## Begin

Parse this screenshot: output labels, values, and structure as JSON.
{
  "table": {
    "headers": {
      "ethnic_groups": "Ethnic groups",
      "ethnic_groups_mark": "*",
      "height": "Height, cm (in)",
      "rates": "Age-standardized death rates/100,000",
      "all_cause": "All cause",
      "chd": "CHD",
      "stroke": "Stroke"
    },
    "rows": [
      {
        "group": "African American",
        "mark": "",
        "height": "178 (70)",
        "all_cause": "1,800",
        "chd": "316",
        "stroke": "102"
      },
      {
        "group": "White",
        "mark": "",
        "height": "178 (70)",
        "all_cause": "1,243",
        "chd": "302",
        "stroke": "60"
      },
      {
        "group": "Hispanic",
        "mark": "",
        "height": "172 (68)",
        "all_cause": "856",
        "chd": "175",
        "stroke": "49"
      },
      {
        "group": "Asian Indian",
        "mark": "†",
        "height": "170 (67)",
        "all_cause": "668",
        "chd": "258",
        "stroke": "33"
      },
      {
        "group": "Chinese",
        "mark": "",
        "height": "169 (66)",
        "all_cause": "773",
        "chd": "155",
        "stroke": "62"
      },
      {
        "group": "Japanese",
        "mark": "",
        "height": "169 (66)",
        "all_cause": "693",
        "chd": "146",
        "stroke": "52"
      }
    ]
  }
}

## End

What you need to do>
Give the data again, exactly as it stands.

Problem solution>
Parse this screenshot: output labels, values, and structure as JSON.
{
  "table": {
    "headers": {
      "ethnic_groups": "Ethnic groups",
      "ethnic_groups_mark": "*",
      "height": "Height, cm (in)",
      "rates": "Age-standardized death rates/100,000",
      "all_cause": "All cause",
      "chd": "CHD",
      "stroke": "Stroke"
    },
    "rows": [
      {
        "group": "African American",
        "mark": "",
        "height": "178 (70)",
        "all_cause": "1,800",
        "chd": "316",
        "stroke": "102"
      },
      {
        "group": "White",
        "mark": "",
        "height": "178 (70)",
        "all_cause": "1,243",
        "chd": "302",
        "stroke": "60"
      },
      {
        "group": "Hispanic",
        "mark": "",
        "height": "172 (68)",
        "all_cause": "856",
        "chd": "175",
        "stroke": "49"
      },
      {
        "group": "Asian Indian",
        "mark": "†",
        "height": "170 (67)",
        "all_cause": "668",
        "chd": "258",
        "stroke": "33"
      },
      {
        "group": "Chinese",
        "mark": "",
        "height": "169 (66)",
        "all_cause": "773",
        "chd": "155",
        "stroke": "62"
      },
      {
        "group": "Japanese",
        "mark": "",
        "height": "169 (66)",
        "all_cause": "693",
        "chd": "146",
        "stroke": "52"
      }
    ]
  }
}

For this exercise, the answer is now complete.